Transcribe the listing below word for word.

▶ **MATERIAL FOR THIS TASK**:
■ ■ ■ ■
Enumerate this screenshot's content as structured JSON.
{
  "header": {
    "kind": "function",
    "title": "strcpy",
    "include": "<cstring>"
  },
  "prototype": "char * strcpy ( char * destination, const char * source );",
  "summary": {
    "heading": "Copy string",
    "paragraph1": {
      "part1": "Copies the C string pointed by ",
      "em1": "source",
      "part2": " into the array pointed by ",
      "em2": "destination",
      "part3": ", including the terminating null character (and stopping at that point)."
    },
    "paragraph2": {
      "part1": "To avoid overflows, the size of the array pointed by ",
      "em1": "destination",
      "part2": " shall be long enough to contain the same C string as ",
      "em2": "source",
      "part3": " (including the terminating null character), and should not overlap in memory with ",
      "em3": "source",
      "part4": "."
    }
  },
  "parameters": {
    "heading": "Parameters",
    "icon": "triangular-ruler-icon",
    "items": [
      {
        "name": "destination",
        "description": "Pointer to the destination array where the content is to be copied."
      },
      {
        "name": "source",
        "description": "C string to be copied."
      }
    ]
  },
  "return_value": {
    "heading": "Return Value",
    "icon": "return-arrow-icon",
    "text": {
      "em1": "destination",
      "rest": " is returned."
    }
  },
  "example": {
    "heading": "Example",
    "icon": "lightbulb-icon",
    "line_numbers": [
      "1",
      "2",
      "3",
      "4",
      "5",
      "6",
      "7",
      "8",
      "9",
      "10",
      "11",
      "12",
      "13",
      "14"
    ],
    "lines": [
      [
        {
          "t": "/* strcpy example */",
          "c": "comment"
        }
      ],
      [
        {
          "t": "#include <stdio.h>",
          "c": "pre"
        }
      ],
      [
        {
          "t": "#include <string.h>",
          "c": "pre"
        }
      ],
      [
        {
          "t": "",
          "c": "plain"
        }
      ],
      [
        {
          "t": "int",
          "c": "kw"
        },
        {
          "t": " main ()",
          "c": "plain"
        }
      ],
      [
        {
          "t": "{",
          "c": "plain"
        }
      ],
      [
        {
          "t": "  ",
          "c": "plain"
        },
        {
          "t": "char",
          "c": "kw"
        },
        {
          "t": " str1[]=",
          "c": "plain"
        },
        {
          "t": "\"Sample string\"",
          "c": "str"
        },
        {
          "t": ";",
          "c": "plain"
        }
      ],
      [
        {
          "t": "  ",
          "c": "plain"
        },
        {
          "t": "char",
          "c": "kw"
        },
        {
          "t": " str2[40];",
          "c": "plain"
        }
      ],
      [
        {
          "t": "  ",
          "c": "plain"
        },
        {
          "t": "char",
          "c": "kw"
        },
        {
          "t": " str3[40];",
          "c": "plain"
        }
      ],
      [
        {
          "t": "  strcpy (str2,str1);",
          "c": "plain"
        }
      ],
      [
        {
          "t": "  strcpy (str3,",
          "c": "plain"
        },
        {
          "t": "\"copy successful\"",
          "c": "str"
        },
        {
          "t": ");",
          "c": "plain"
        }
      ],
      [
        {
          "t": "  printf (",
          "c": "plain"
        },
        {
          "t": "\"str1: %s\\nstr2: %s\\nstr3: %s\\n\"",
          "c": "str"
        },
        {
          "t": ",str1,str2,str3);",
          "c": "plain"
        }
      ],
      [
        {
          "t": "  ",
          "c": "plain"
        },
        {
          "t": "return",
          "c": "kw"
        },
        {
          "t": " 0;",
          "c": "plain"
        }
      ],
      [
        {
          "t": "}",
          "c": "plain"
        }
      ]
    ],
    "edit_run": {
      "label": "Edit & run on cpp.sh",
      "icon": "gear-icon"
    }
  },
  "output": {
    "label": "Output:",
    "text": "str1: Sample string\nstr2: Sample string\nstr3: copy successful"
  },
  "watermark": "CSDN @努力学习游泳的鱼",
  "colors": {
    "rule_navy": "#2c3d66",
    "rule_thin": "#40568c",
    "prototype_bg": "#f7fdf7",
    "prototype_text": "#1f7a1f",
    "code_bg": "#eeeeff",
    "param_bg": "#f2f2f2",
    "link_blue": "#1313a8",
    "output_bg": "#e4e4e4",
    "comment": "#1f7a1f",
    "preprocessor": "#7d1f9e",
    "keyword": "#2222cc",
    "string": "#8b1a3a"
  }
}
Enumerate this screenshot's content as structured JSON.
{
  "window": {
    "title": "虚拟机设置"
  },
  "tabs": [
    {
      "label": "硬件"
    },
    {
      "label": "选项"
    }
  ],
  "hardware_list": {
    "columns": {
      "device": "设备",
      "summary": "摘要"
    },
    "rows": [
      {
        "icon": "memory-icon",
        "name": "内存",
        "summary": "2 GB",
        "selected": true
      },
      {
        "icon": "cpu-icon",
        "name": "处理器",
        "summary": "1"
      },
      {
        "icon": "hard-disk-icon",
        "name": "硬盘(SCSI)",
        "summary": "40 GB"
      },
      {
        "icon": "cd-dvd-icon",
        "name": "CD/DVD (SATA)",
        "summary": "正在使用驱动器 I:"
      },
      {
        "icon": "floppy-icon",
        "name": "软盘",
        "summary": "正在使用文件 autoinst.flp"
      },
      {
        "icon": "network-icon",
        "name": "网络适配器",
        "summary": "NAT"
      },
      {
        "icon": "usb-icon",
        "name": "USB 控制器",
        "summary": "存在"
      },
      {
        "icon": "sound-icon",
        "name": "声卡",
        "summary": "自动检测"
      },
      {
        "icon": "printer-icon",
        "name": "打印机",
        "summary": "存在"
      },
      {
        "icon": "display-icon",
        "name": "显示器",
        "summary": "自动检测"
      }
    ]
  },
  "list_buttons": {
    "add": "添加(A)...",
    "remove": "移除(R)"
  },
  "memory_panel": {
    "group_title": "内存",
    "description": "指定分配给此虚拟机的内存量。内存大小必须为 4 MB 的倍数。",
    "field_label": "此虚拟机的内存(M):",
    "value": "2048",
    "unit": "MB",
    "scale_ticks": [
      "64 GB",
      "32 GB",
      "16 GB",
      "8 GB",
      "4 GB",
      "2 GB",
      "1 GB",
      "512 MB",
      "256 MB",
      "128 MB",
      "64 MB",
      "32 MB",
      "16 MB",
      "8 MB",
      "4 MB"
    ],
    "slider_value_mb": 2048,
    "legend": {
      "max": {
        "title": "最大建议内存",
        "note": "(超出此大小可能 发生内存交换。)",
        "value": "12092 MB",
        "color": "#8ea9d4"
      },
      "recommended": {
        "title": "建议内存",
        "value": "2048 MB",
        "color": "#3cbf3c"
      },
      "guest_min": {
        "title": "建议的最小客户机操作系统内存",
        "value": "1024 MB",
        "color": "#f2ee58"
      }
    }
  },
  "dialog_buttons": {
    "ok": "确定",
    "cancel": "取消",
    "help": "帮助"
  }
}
■ ■ ■ ■
▶ **TASK OUTPUT**:
Enumerate this screenshot's content as structured JSON.
{
  "header": {
    "kind": "function",
    "title": "strcpy",
    "include": "<cstring>"
  },
  "prototype": "char * strcpy ( char * destination, const char * source );",
  "summary": {
    "heading": "Copy string",
    "paragraph1": {
      "part1": "Copies the C string pointed by ",
      "em1": "source",
      "part2": " into the array pointed by ",
      "em2": "destination",
      "part3": ", including the terminating null character (and stopping at that point)."
    },
    "paragraph2": {
      "part1": "To avoid overflows, the size of the array pointed by ",
      "em1": "destination",
      "part2": " shall be long enough to contain the same C string as ",
      "em2": "source",
      "part3": " (including the terminating null character), and should not overlap in memory with ",
      "em3": "source",
      "part4": "."
    }
  },
  "parameters": {
    "heading": "Parameters",
    "icon": "triangular-ruler-icon",
    "items": [
      {
        "name": "destination",
        "description": "Pointer to the destination array where the content is to be copied."
      },
      {
        "name": "source",
        "description": "C string to be copied."
      }
    ]
  },
  "return_value": {
    "heading": "Return Value",
    "icon": "return-arrow-icon",
    "text": {
      "em1": "destination",
      "rest": " is returned."
    }
  },
  "example": {
    "heading": "Example",
    "icon": "lightbulb-icon",
    "line_numbers": [
      "1",
      "2",
      "3",
      "4",
      "5",
      "6",
      "7",
      "8",
      "9",
      "10",
      "11",
      "12",
      "13",
      "14"
    ],
    "lines": [
      [
        {
          "t": "/* strcpy example */",
          "c": "comment"
        }
      ],
      [
        {
          "t": "#include <stdio.h>",
          "c": "pre"
        }
      ],
      [
        {
          "t": "#include <string.h>",
          "c": "pre"
        }
      ],
      [
        {
          "t": "",
          "c": "plain"
        }
      ],
      [
        {
          "t": "int",
          "c": "kw"
        },
        {
          "t": " main ()",
          "c": "plain"
        }
      ],
      [
        {
          "t": "{",
          "c": "plain"
        }
      ],
      [
        {
          "t": "  ",
          "c": "plain"
        },
        {
          "t": "char",
          "c": "kw"
        },
        {
          "t": " str1[]=",
          "c": "plain"
        },
        {
          "t": "\"Sample string\"",
          "c": "str"
        },
        {
          "t": ";",
          "c": "plain"
        }
      ],
      [
        {
          "t": "  ",
          "c": "plain"
        },
        {
          "t": "char",
          "c": "kw"
        },
        {
          "t": " str2[40];",
          "c": "plain"
        }
      ],
      [
        {
          "t": "  ",
          "c": "plain"
        },
        {
          "t": "char",
          "c": "kw"
        },
        {
          "t": " str3[40];",
          "c": "plain"
        }
      ],
      [
        {
          "t": "  strcpy (str2,str1);",
          "c": "plain"
        }
      ],
      [
        {
          "t": "  strcpy (str3,",
          "c": "plain"
        },
        {
          "t": "\"copy successful\"",
          "c": "str"
        },
        {
          "t": ");",
          "c": "plain"
        }
      ],
      [
        {
          "t": "  printf (",
          "c": "plain"
        },
        {
          "t": "\"str1: %s\\nstr2: %s\\nstr3: %s\\n\"",
          "c": "str"
        },
        {
          "t": ",str1,str2,str3);",
          "c": "plain"
        }
      ],
      [
        {
          "t": "  ",
          "c": "plain"
        },
        {
          "t": "return",
          "c": "kw"
        },
        {
          "t": " 0;",
          "c": "plain"
        }
      ],
      [
        {
          "t": "}",
          "c": "plain"
        }
      ]
    ],
    "edit_run": {
      "label": "Edit & run on cpp.sh",
      "icon": "gear-icon"
    }
  },
  "output": {
    "label": "Output:",
    "text": "str1: Sample string\nstr2: Sample string\nstr3: copy successful"
  },
  "watermark": "CSDN @努力学习游泳的鱼",
  "colors": {
    "rule_navy": "#2c3d66",
    "rule_thin": "#40568c",
    "prototype_bg": "#f7fdf7",
    "prototype_text": "#1f7a1f",
    "code_bg": "#eeeeff",
    "param_bg": "#f2f2f2",
    "link_blue": "#1313a8",
    "output_bg": "#e4e4e4",
    "comment": "#1f7a1f",
    "preprocessor": "#7d1f9e",
    "keyword": "#2222cc",
    "string": "#8b1a3a"
  }
}
Enumerate this screenshot's content as structured JSON.
{
  "window": {
    "title": "虚拟机设置"
  },
  "tabs": [
    {
      "label": "硬件"
    },
    {
      "label": "选项"
    }
  ],
  "hardware_list": {
    "columns": {
      "device": "设备",
      "summary": "摘要"
    },
    "rows": [
      {
        "icon": "memory-icon",
        "name": "内存",
        "summary": "2 GB",
        "selected": true
      },
      {
        "icon": "cpu-icon",
        "name": "处理器",
        "summary": "1"
      },
      {
        "icon": "hard-disk-icon",
        "name": "硬盘(SCSI)",
        "summary": "40 GB"
      },
      {
        "icon": "cd-dvd-icon",
        "name": "CD/DVD (SATA)",
        "summary": "正在使用驱动器 I:"
      },
      {
        "icon": "floppy-icon",
        "name": "软盘",
        "summary": "正在使用文件 autoinst.flp"
      },
      {
        "icon": "network-icon",
        "name": "网络适配器",
        "summary": "NAT"
      },
      {
        "icon": "usb-icon",
        "name": "USB 控制器",
        "summary": "存在"
      },
      {
        "icon": "sound-icon",
        "name": "声卡",
        "summary": "自动检测"
      },
      {
        "icon": "printer-icon",
        "name": "打印机",
        "summary": "存在"
      },
      {
        "icon": "display-icon",
        "name": "显示器",
        "summary": "自动检测"
      }
    ]
  },
  "list_buttons": {
    "add": "添加(A)...",
    "remove": "移除(R)"
  },
  "memory_panel": {
    "group_title": "内存",
    "description": "指定分配给此虚拟机的内存量。内存大小必须为 4 MB 的倍数。",
    "field_label": "此虚拟机的内存(M):",
    "value": "2048",
    "unit": "MB",
    "scale_ticks": [
      "64 GB",
      "32 GB",
      "16 GB",
      "8 GB",
      "4 GB",
      "2 GB",
      "1 GB",
      "512 MB",
      "256 MB",
      "128 MB",
      "64 MB",
      "32 MB",
      "16 MB",
      "8 MB",
      "4 MB"
    ],
    "slider_value_mb": 2048,
    "legend": {
      "max": {
        "title": "最大建议内存",
        "note": "(超出此大小可能 发生内存交换。)",
        "value": "12092 MB",
        "color": "#8ea9d4"
      },
      "recommended": {
        "title": "建议内存",
        "value": "2048 MB",
        "color": "#3cbf3c"
      },
      "guest_min": {
        "title": "建议的最小客户机操作系统内存",
        "value": "1024 MB",
        "color": "#f2ee58"
      }
    }
  },
  "dialog_buttons": {
    "ok": "确定",
    "cancel": "取消",
    "help": "帮助"
  }
}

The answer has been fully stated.